** BEGIN Provided records **

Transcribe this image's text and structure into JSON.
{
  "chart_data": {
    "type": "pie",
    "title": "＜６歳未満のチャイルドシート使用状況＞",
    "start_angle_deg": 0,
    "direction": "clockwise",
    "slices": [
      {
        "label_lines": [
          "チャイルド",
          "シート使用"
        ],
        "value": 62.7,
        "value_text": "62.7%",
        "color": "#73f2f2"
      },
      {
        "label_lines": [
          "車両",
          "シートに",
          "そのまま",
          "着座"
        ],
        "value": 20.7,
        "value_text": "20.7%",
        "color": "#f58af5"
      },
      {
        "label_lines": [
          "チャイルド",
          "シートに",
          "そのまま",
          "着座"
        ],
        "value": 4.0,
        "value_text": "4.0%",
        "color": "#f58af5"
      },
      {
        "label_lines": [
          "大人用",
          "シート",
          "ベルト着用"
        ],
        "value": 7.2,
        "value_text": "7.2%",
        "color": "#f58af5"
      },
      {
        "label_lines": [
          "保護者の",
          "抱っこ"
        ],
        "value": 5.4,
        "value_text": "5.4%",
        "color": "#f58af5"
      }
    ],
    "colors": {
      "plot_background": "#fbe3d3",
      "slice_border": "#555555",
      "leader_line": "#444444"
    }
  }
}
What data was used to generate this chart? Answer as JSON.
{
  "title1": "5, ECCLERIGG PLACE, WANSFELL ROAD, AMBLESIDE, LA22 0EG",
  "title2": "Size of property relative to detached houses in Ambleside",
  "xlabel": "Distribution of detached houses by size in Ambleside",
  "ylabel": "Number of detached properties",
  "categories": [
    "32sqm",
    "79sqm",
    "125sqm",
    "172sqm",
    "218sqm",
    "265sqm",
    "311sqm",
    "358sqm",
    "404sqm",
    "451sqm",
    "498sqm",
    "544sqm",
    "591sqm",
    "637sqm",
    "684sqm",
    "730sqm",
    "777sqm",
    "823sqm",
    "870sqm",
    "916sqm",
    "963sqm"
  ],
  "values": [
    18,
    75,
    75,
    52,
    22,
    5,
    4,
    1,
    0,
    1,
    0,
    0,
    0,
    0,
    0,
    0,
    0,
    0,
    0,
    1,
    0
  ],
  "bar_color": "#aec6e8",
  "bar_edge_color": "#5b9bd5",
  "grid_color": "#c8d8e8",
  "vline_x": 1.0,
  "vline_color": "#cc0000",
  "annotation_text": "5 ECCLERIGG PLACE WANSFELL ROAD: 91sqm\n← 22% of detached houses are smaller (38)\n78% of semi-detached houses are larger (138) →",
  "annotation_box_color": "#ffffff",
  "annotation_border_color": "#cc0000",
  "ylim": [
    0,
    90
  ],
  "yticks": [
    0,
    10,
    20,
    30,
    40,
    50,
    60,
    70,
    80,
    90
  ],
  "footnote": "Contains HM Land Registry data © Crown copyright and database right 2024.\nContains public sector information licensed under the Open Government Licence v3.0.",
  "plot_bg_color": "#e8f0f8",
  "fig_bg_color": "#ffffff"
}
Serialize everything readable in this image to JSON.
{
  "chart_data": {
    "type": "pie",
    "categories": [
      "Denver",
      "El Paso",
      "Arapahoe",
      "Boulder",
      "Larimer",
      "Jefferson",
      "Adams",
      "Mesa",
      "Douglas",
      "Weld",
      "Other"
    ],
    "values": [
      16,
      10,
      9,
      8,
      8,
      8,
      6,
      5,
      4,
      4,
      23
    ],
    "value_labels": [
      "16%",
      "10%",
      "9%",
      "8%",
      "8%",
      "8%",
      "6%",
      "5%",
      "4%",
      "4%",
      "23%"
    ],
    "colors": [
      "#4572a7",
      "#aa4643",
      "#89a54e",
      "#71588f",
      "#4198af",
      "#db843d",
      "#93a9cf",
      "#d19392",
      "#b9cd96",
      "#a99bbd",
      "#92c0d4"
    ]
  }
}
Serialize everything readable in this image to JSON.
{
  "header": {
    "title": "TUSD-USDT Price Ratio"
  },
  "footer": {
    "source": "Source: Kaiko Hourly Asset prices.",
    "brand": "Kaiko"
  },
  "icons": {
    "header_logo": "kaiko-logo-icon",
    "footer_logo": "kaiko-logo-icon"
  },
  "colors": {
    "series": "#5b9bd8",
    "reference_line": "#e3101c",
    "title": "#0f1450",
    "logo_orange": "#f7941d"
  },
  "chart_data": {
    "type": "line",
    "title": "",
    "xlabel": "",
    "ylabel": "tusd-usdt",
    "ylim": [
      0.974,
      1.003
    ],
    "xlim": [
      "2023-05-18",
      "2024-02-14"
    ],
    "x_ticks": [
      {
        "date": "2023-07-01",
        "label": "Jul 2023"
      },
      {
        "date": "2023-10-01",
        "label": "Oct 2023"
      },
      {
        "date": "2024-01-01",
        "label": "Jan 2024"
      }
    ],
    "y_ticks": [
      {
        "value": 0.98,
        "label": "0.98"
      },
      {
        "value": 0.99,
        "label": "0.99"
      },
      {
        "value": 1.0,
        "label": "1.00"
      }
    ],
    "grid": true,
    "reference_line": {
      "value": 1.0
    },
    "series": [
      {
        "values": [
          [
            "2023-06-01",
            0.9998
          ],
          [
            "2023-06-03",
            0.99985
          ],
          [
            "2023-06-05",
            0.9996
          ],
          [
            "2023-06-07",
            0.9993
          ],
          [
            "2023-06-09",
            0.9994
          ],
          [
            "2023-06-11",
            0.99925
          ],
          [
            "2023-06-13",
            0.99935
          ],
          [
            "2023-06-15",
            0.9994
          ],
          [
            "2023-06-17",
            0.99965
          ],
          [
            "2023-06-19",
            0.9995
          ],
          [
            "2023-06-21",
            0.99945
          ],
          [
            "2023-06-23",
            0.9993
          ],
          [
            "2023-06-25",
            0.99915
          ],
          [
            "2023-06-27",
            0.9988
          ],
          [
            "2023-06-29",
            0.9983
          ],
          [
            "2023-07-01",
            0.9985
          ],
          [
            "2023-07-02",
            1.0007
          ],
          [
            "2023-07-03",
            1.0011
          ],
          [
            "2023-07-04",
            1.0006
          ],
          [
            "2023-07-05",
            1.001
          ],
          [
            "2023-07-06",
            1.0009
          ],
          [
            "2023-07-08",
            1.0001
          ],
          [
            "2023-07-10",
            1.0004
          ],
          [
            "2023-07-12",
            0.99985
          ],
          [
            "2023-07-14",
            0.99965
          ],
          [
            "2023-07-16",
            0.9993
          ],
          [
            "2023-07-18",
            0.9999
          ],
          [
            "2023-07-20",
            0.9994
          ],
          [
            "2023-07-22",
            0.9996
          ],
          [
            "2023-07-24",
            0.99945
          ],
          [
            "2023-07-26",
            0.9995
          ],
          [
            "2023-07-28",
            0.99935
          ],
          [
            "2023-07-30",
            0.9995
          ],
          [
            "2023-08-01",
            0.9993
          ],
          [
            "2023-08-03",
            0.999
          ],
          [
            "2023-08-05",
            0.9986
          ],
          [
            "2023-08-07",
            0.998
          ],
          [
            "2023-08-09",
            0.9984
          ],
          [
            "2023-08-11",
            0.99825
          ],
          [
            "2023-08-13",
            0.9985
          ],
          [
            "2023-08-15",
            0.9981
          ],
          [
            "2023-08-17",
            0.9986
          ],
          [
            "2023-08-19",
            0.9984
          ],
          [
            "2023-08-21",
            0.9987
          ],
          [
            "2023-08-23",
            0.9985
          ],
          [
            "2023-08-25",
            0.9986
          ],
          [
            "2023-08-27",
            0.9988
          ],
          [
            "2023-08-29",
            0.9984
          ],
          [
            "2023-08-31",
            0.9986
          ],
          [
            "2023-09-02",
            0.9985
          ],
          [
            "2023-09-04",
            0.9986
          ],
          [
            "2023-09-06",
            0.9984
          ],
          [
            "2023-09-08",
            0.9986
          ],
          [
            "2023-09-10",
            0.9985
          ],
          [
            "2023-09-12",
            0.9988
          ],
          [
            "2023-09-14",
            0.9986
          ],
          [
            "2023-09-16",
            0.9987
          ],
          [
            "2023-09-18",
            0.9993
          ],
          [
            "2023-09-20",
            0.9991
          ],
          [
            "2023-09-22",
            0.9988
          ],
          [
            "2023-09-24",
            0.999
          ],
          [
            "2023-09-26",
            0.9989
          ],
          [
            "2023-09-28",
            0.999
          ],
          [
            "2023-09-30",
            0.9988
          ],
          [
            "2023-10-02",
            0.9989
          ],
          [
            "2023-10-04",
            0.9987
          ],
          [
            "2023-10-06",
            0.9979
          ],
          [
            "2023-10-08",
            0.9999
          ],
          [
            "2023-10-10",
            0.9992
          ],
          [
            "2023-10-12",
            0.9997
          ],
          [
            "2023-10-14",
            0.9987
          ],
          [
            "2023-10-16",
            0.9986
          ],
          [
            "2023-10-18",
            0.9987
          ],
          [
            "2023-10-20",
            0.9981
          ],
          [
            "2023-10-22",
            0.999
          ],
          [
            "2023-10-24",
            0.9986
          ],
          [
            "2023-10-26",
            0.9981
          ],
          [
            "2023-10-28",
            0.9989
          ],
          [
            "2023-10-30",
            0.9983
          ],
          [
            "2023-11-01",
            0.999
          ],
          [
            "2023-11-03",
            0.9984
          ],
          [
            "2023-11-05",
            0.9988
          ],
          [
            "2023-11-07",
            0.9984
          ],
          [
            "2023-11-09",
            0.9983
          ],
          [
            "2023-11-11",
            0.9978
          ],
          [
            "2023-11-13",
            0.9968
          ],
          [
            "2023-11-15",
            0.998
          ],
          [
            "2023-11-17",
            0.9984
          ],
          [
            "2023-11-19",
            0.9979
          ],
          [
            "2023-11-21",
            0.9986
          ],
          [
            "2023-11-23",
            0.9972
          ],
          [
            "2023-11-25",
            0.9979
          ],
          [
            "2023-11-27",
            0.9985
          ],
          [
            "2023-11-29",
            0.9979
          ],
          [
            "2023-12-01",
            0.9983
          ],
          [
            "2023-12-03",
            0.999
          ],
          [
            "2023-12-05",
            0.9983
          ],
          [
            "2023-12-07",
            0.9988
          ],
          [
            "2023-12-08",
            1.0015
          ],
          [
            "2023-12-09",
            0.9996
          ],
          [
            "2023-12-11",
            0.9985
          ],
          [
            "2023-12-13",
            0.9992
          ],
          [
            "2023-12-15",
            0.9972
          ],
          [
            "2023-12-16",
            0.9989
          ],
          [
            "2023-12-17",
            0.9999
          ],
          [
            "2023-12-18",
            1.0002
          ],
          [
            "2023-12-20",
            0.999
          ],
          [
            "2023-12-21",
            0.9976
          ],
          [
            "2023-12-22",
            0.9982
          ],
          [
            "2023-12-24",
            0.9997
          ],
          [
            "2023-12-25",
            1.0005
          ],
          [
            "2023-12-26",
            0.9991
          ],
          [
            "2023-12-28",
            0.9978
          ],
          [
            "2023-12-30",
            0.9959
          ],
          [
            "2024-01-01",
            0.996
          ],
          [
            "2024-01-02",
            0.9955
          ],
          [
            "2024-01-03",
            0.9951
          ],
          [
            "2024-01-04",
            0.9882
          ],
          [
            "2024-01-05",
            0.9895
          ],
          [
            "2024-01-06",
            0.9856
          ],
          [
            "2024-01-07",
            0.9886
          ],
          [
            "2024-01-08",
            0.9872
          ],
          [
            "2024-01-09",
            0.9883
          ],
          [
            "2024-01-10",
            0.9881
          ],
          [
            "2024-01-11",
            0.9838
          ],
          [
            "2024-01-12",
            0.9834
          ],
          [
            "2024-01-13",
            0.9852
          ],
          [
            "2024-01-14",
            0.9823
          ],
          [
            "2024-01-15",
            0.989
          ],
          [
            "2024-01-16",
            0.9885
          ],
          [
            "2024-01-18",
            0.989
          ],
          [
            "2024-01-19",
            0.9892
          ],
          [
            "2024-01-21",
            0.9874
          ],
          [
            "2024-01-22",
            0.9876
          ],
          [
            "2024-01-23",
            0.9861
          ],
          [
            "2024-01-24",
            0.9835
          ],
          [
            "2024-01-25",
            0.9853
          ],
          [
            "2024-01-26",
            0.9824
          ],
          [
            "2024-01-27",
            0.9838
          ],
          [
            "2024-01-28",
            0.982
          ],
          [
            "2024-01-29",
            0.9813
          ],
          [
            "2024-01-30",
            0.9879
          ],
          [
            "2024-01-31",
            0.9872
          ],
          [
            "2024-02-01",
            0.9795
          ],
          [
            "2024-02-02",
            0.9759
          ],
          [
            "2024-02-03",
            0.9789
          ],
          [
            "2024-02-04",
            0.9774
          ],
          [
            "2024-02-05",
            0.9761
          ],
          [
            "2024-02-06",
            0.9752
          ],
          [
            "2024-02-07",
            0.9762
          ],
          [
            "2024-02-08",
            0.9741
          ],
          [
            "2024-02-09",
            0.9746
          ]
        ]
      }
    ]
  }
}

** END Provided records **

• _Challenge_:
Search the data for "detached". Copy every matching line.

• _Answer to this task_:
  "title2": "Size of property relative to detached houses in Ambleside",
  "xlabel": "Distribution of detached houses by size in Ambleside",
  "ylabel": "Number of detached properties",
  "annotation_text": "5 ECCLERIGG PLACE WANSFELL ROAD: 91sqm\n← 22% of detached houses are smaller (38)\n78% of semi-detached houses are larger (138) →",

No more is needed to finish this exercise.